Data extract ::
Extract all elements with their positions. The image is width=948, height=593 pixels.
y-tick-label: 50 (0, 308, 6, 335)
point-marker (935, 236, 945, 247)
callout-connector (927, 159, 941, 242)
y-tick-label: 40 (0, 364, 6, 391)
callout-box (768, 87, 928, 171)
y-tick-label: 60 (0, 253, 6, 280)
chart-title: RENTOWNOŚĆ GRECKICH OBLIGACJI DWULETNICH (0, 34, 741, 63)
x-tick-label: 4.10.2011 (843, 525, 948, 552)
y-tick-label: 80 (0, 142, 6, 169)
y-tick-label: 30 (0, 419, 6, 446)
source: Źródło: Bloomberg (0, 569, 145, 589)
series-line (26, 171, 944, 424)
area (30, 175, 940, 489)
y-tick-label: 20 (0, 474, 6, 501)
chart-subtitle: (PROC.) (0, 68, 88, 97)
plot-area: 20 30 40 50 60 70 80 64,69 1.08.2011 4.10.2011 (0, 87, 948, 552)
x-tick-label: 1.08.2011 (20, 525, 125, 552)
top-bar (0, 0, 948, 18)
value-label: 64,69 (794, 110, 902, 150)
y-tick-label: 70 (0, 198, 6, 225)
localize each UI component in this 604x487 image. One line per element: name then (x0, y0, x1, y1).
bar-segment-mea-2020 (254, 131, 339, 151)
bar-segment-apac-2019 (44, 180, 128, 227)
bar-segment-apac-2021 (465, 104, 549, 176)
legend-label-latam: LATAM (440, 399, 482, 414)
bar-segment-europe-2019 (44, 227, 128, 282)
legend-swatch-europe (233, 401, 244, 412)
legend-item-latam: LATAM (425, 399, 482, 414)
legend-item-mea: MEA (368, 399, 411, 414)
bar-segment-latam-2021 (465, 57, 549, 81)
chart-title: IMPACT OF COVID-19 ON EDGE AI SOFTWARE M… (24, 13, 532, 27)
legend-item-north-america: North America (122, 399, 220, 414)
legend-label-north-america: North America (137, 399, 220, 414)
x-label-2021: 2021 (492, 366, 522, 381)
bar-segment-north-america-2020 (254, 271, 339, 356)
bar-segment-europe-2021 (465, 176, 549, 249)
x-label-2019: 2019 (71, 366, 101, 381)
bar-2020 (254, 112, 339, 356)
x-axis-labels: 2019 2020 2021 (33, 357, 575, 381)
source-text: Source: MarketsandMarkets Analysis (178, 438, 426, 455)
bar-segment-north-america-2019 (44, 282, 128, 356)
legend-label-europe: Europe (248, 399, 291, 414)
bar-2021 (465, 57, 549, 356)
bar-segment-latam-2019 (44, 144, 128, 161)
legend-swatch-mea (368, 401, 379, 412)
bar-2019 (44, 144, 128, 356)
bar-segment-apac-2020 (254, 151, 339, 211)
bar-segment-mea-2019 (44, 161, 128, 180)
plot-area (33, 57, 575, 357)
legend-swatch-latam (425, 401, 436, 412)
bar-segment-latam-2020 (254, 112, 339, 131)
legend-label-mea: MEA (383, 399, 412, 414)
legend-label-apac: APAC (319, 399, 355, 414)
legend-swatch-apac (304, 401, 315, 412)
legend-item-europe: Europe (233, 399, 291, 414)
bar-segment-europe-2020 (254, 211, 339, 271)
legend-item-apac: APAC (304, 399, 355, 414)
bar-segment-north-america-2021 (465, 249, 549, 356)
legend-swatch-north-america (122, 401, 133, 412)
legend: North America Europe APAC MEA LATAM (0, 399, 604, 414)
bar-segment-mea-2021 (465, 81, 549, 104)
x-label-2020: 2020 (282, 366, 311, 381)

What is asked :: Pick out every line of the listing above that contains the word "tick".

Written answer ::
y-tick-label: 50 (0, 308, 6, 335)
y-tick-label: 40 (0, 364, 6, 391)
y-tick-label: 60 (0, 253, 6, 280)
x-tick-label: 4.10.2011 (843, 525, 948, 552)
y-tick-label: 80 (0, 142, 6, 169)
y-tick-label: 30 (0, 419, 6, 446)
y-tick-label: 20 (0, 474, 6, 501)
x-tick-label: 1.08.2011 (20, 525, 125, 552)
y-tick-label: 70 (0, 198, 6, 225)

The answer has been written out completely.